(Stored data)
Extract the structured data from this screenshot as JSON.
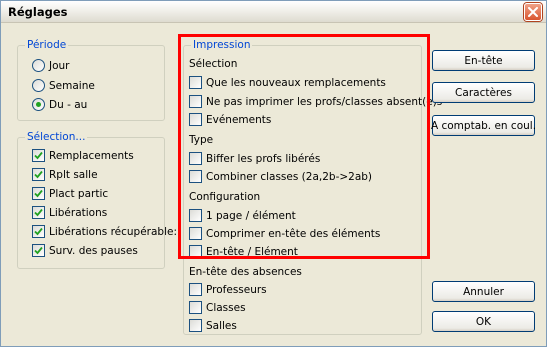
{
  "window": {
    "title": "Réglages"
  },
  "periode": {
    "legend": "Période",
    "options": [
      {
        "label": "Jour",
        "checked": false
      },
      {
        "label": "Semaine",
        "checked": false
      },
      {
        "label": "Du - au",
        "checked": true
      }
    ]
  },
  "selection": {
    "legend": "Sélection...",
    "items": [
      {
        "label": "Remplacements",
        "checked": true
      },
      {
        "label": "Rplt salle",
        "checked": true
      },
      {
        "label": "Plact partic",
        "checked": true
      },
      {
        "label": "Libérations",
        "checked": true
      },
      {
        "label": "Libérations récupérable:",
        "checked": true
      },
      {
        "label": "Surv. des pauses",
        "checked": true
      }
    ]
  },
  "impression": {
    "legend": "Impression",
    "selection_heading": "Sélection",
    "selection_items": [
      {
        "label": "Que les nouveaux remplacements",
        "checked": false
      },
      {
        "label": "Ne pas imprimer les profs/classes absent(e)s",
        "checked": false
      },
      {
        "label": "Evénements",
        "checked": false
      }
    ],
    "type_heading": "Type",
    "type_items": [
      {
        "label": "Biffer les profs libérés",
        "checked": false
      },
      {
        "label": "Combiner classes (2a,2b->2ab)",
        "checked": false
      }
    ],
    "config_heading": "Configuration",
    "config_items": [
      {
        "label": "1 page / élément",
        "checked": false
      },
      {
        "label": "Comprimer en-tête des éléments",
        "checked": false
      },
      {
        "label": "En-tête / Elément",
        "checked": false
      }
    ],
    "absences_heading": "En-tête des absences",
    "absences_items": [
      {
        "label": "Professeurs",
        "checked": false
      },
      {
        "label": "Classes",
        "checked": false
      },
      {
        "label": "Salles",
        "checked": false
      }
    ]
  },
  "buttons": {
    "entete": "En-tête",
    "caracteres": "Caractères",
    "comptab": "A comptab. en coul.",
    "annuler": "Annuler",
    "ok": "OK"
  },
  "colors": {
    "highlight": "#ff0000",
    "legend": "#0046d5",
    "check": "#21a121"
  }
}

_Short exercise_:
Find every line in the records that contains the word "profs"; copy those lines.

_Answer to this task_:
        "label": "Ne pas imprimer les profs/classes absent(e)s",
        "label": "Biffer les profs libérés",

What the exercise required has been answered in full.